__What needs to be done__: Tally all lines containing the word "this". Give the number alone.

__Material supplied__:

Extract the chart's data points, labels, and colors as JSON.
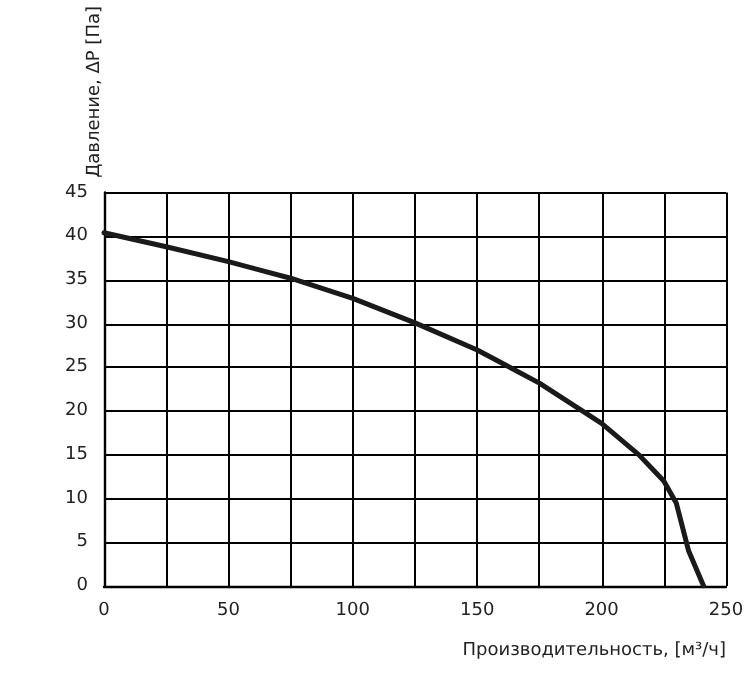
{
  "chart_data": {
    "type": "line",
    "xlabel": "Производительность, [м³/ч]",
    "ylabel": "Давление, ΔP [Па]",
    "series": [
      {
        "color": "#1a1a1a",
        "x": [
          0,
          25,
          50,
          75,
          100,
          125,
          150,
          175,
          200,
          215,
          225,
          230,
          235,
          241
        ],
        "values": [
          40.4,
          38.8,
          37.1,
          35.2,
          32.9,
          30.1,
          27,
          23.2,
          18.6,
          15,
          12,
          9.5,
          4,
          0
        ]
      }
    ],
    "xlim": [
      0,
      250
    ],
    "xticks": [
      0,
      {
        "value": 25,
        "label": null
      },
      50,
      {
        "value": 75,
        "label": null
      },
      100,
      {
        "value": 125,
        "label": null
      },
      150,
      {
        "value": 175,
        "label": null
      },
      200,
      {
        "value": 225,
        "label": null
      },
      250
    ],
    "ylim": [
      0,
      45
    ],
    "yticks": [
      0,
      5,
      10,
      15,
      20,
      25,
      30,
      35,
      40,
      45
    ],
    "grid": true,
    "marker": "none",
    "line_style": "solid"
  }
}
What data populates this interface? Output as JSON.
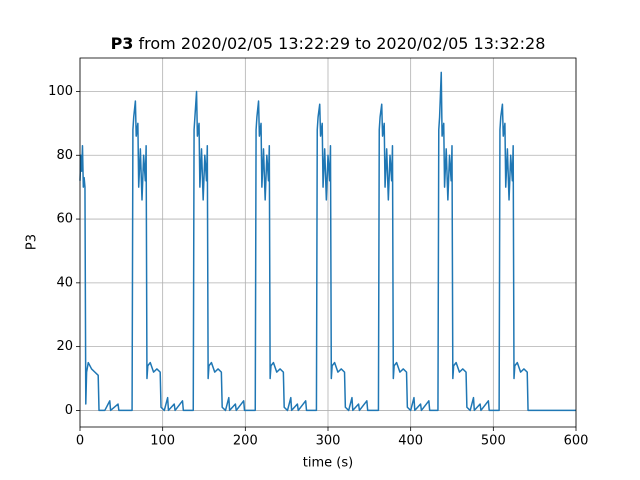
{
  "chart_data": {
    "type": "line",
    "title": {
      "bold": "P3",
      "text": "from 2020/02/05 13:22:29 to 2020/02/05 13:32:28"
    },
    "x_label": "time (s)",
    "y_label": "P3",
    "xlim": [
      0,
      600
    ],
    "ylim": [
      -5.2,
      110.5
    ],
    "xticks": [
      0,
      100,
      200,
      300,
      400,
      500,
      600
    ],
    "yticks": [
      0,
      20,
      40,
      60,
      80,
      100
    ],
    "grid": true,
    "x": [
      0,
      1,
      2,
      3,
      4,
      5,
      6,
      7,
      8,
      10,
      14,
      18,
      22,
      23,
      30,
      36,
      37,
      46,
      47,
      63,
      64,
      65,
      67,
      68,
      70,
      71,
      73,
      75,
      77,
      79,
      80,
      81,
      82,
      85,
      89,
      93,
      97,
      98,
      102,
      106,
      107,
      114,
      115,
      124,
      125,
      137,
      138,
      139,
      141,
      142,
      144,
      145,
      147,
      149,
      151,
      153,
      154,
      155,
      156,
      159,
      163,
      167,
      171,
      172,
      176,
      180,
      181,
      188,
      189,
      198,
      199,
      212,
      213,
      214,
      216,
      217,
      219,
      220,
      222,
      224,
      226,
      228,
      229,
      230,
      231,
      234,
      238,
      242,
      246,
      247,
      251,
      255,
      256,
      263,
      264,
      273,
      274,
      286,
      287,
      288,
      290,
      291,
      293,
      294,
      296,
      298,
      300,
      302,
      303,
      304,
      305,
      308,
      312,
      316,
      320,
      321,
      325,
      329,
      330,
      337,
      338,
      347,
      348,
      361,
      362,
      363,
      365,
      366,
      368,
      369,
      371,
      373,
      375,
      377,
      378,
      379,
      380,
      383,
      387,
      391,
      395,
      396,
      400,
      404,
      405,
      412,
      413,
      422,
      423,
      433,
      434,
      435,
      437,
      438,
      440,
      441,
      443,
      445,
      447,
      449,
      450,
      451,
      452,
      455,
      459,
      463,
      467,
      468,
      472,
      476,
      477,
      484,
      485,
      494,
      495,
      507,
      508,
      509,
      511,
      512,
      514,
      515,
      517,
      519,
      521,
      523,
      524,
      525,
      526,
      529,
      533,
      537,
      541,
      542,
      600
    ],
    "series": [
      {
        "name": "P3",
        "color": "#1f77b4",
        "values": [
          72,
          80,
          75,
          83,
          70,
          73,
          70,
          2,
          12,
          15,
          13,
          12,
          11,
          0,
          0,
          3,
          0,
          2,
          0,
          0,
          88,
          92,
          97,
          86,
          90,
          70,
          82,
          66,
          80,
          72,
          83,
          10,
          14,
          15,
          12,
          13,
          12,
          1,
          0,
          4,
          0,
          2,
          0,
          3,
          0,
          0,
          88,
          92,
          100,
          86,
          90,
          70,
          82,
          66,
          80,
          72,
          83,
          10,
          14,
          15,
          12,
          13,
          12,
          1,
          0,
          4,
          0,
          2,
          0,
          3,
          0,
          0,
          88,
          92,
          97,
          86,
          90,
          70,
          82,
          66,
          80,
          72,
          83,
          10,
          14,
          15,
          12,
          13,
          12,
          1,
          0,
          4,
          0,
          2,
          0,
          3,
          0,
          0,
          88,
          92,
          96,
          86,
          90,
          70,
          82,
          66,
          80,
          72,
          83,
          10,
          14,
          15,
          12,
          13,
          12,
          1,
          0,
          4,
          0,
          2,
          0,
          3,
          0,
          0,
          88,
          92,
          96,
          86,
          90,
          70,
          82,
          66,
          80,
          72,
          83,
          10,
          14,
          15,
          12,
          13,
          12,
          1,
          0,
          4,
          0,
          2,
          0,
          3,
          0,
          0,
          88,
          92,
          106,
          86,
          90,
          70,
          82,
          66,
          80,
          72,
          83,
          10,
          14,
          15,
          12,
          13,
          12,
          1,
          0,
          4,
          0,
          2,
          0,
          3,
          0,
          0,
          88,
          92,
          96,
          86,
          90,
          70,
          82,
          66,
          80,
          72,
          83,
          10,
          14,
          15,
          12,
          13,
          12,
          0,
          0
        ]
      }
    ]
  }
}
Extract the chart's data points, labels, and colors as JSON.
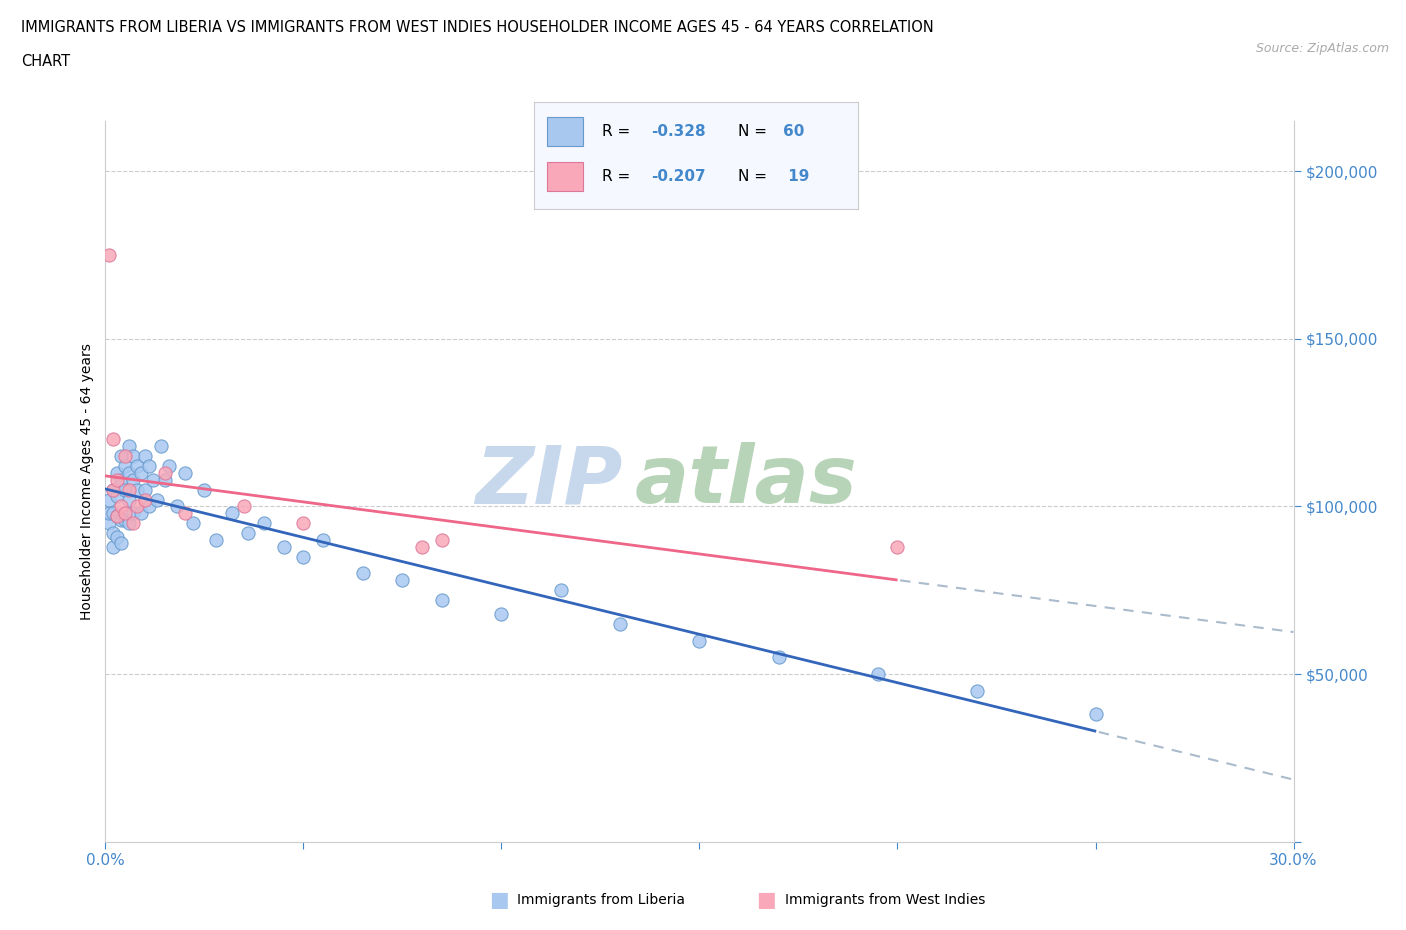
{
  "title_line1": "IMMIGRANTS FROM LIBERIA VS IMMIGRANTS FROM WEST INDIES HOUSEHOLDER INCOME AGES 45 - 64 YEARS CORRELATION",
  "title_line2": "CHART",
  "source_text": "Source: ZipAtlas.com",
  "ylabel": "Householder Income Ages 45 - 64 years",
  "xlim": [
    0.0,
    0.3
  ],
  "ylim": [
    0,
    215000
  ],
  "x_ticks": [
    0.0,
    0.05,
    0.1,
    0.15,
    0.2,
    0.25,
    0.3
  ],
  "x_tick_labels": [
    "0.0%",
    "",
    "",
    "",
    "",
    "",
    "30.0%"
  ],
  "y_ticks": [
    0,
    50000,
    100000,
    150000,
    200000
  ],
  "y_tick_labels": [
    "",
    "$50,000",
    "$100,000",
    "$150,000",
    "$200,000"
  ],
  "liberia_color": "#a8c8f0",
  "liberia_edge_color": "#6699cc",
  "west_indies_color": "#f8a8b8",
  "west_indies_edge_color": "#dd7799",
  "liberia_line_color": "#3366bb",
  "west_indies_line_color": "#ee6688",
  "dashed_line_color": "#aabbcc",
  "R_liberia": -0.328,
  "N_liberia": 60,
  "R_west_indies": -0.207,
  "N_west_indies": 19,
  "background_color": "#ffffff",
  "grid_color": "#cccccc",
  "tick_color": "#4488cc",
  "legend_bg": "#f5f8ff",
  "liberia_scatter_x": [
    0.001,
    0.001,
    0.001,
    0.002,
    0.002,
    0.002,
    0.002,
    0.003,
    0.003,
    0.003,
    0.003,
    0.004,
    0.004,
    0.004,
    0.004,
    0.005,
    0.005,
    0.005,
    0.006,
    0.006,
    0.006,
    0.006,
    0.007,
    0.007,
    0.007,
    0.008,
    0.008,
    0.009,
    0.009,
    0.01,
    0.01,
    0.011,
    0.011,
    0.012,
    0.013,
    0.014,
    0.015,
    0.016,
    0.018,
    0.02,
    0.022,
    0.025,
    0.028,
    0.032,
    0.036,
    0.04,
    0.045,
    0.05,
    0.055,
    0.065,
    0.075,
    0.085,
    0.1,
    0.115,
    0.13,
    0.15,
    0.17,
    0.195,
    0.22,
    0.25
  ],
  "liberia_scatter_y": [
    95000,
    98000,
    102000,
    105000,
    98000,
    92000,
    88000,
    110000,
    103000,
    97000,
    91000,
    115000,
    108000,
    96000,
    89000,
    112000,
    105000,
    96000,
    118000,
    110000,
    102000,
    95000,
    115000,
    108000,
    98000,
    112000,
    105000,
    110000,
    98000,
    115000,
    105000,
    112000,
    100000,
    108000,
    102000,
    118000,
    108000,
    112000,
    100000,
    110000,
    95000,
    105000,
    90000,
    98000,
    92000,
    95000,
    88000,
    85000,
    90000,
    80000,
    78000,
    72000,
    68000,
    75000,
    65000,
    60000,
    55000,
    50000,
    45000,
    38000
  ],
  "west_indies_scatter_x": [
    0.001,
    0.002,
    0.002,
    0.003,
    0.003,
    0.004,
    0.005,
    0.005,
    0.006,
    0.007,
    0.008,
    0.01,
    0.015,
    0.02,
    0.035,
    0.05,
    0.08,
    0.085,
    0.2
  ],
  "west_indies_scatter_y": [
    175000,
    120000,
    105000,
    108000,
    97000,
    100000,
    115000,
    98000,
    105000,
    95000,
    100000,
    102000,
    110000,
    98000,
    100000,
    95000,
    88000,
    90000,
    88000
  ]
}
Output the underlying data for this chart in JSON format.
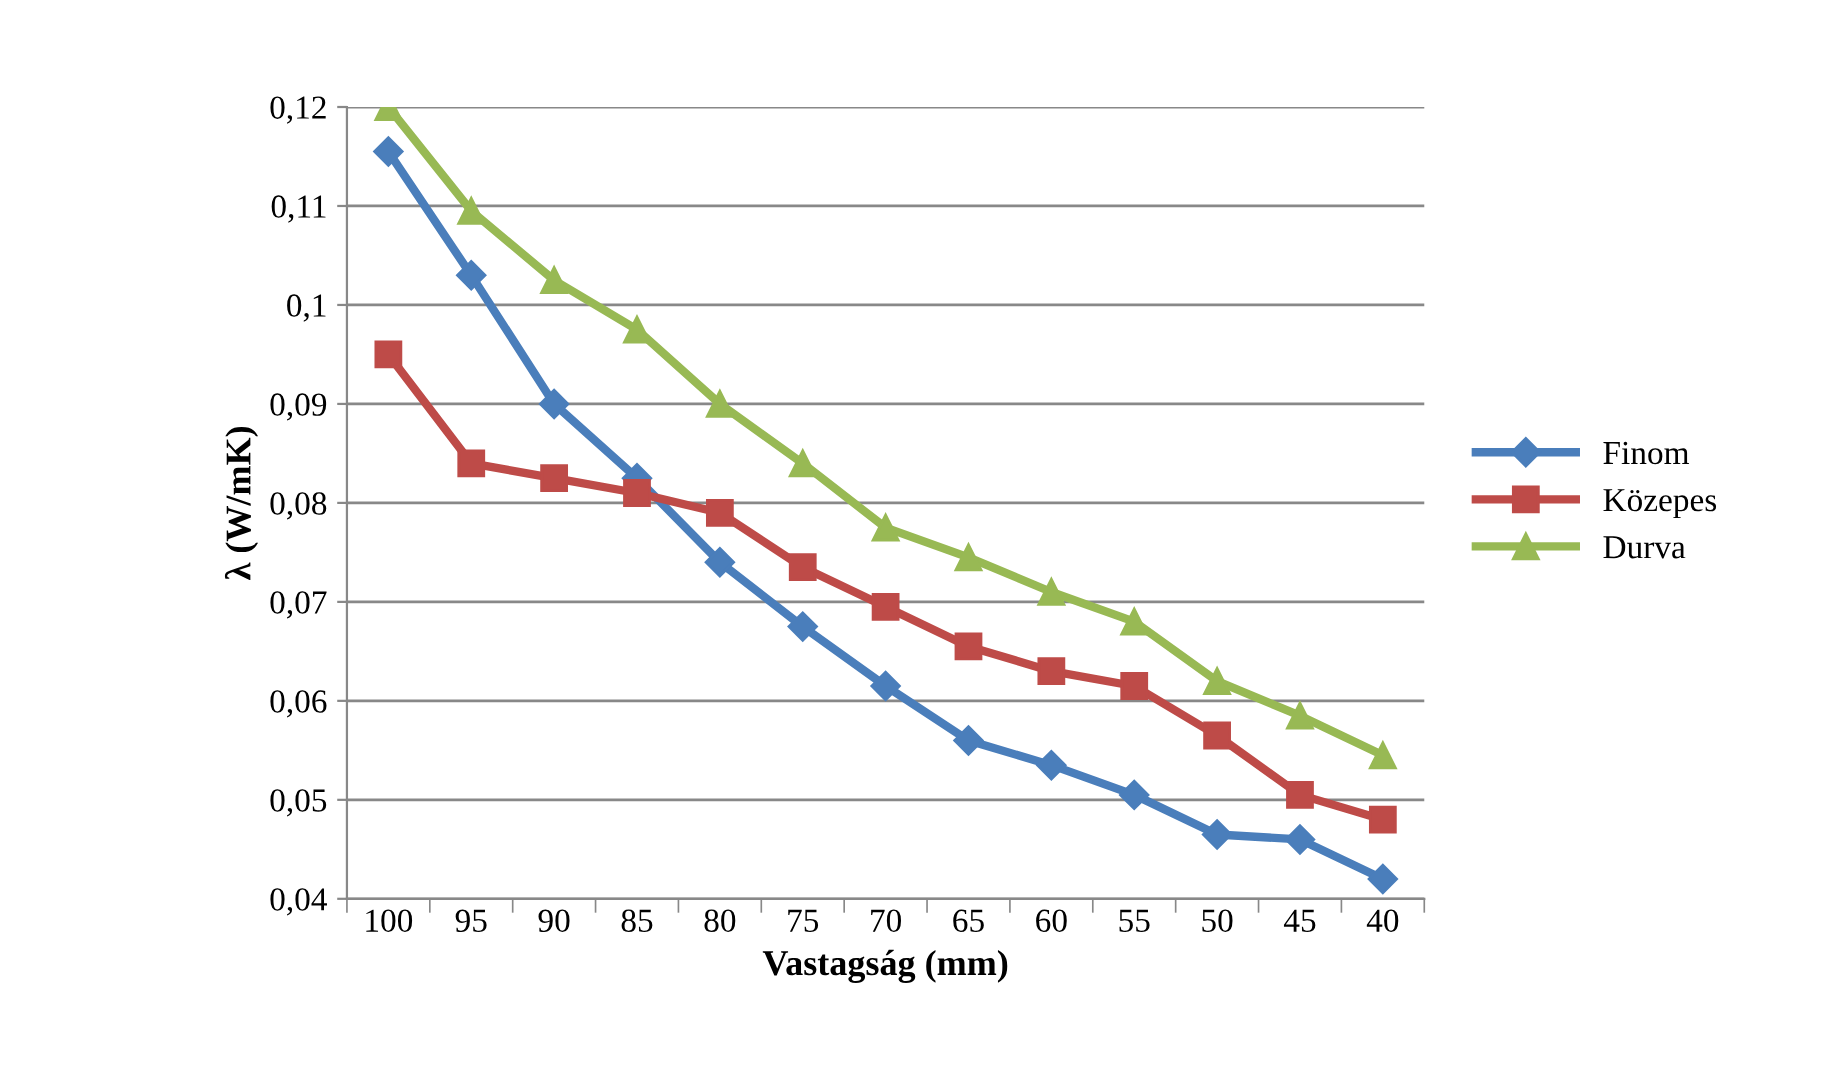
{
  "chart_data": {
    "type": "line",
    "xlabel": "Vastagság (mm)",
    "ylabel": "λ (W/mK)",
    "categories": [
      "100",
      "95",
      "90",
      "85",
      "80",
      "75",
      "70",
      "65",
      "60",
      "55",
      "50",
      "45",
      "40"
    ],
    "series": [
      {
        "name": "Finom",
        "color": "#4a7ebb",
        "marker": "diamond",
        "values": [
          0.1155,
          0.103,
          0.09,
          0.0825,
          0.074,
          0.0675,
          0.0615,
          0.056,
          0.0535,
          0.0505,
          0.0465,
          0.046,
          0.042
        ]
      },
      {
        "name": "Közepes",
        "color": "#be4b48",
        "marker": "square",
        "values": [
          0.095,
          0.084,
          0.0825,
          0.081,
          0.079,
          0.0735,
          0.0695,
          0.0655,
          0.063,
          0.0615,
          0.0565,
          0.0505,
          0.048
        ]
      },
      {
        "name": "Durva",
        "color": "#98b954",
        "marker": "triangle",
        "values": [
          0.12,
          0.1095,
          0.1025,
          0.0975,
          0.09,
          0.084,
          0.0775,
          0.0745,
          0.071,
          0.068,
          0.062,
          0.0585,
          0.0545
        ]
      }
    ],
    "ylim": [
      0.04,
      0.12
    ],
    "yticks": [
      {
        "value": 0.04,
        "label": "0,04"
      },
      {
        "value": 0.05,
        "label": "0,05"
      },
      {
        "value": 0.06,
        "label": "0,06"
      },
      {
        "value": 0.07,
        "label": "0,07"
      },
      {
        "value": 0.08,
        "label": "0,08"
      },
      {
        "value": 0.09,
        "label": "0,09"
      },
      {
        "value": 0.1,
        "label": "0,1"
      },
      {
        "value": 0.11,
        "label": "0,11"
      },
      {
        "value": 0.12,
        "label": "0,12"
      }
    ],
    "grid": "y",
    "legend": "right",
    "line_style": "solid"
  }
}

__Solution to the problem__: 2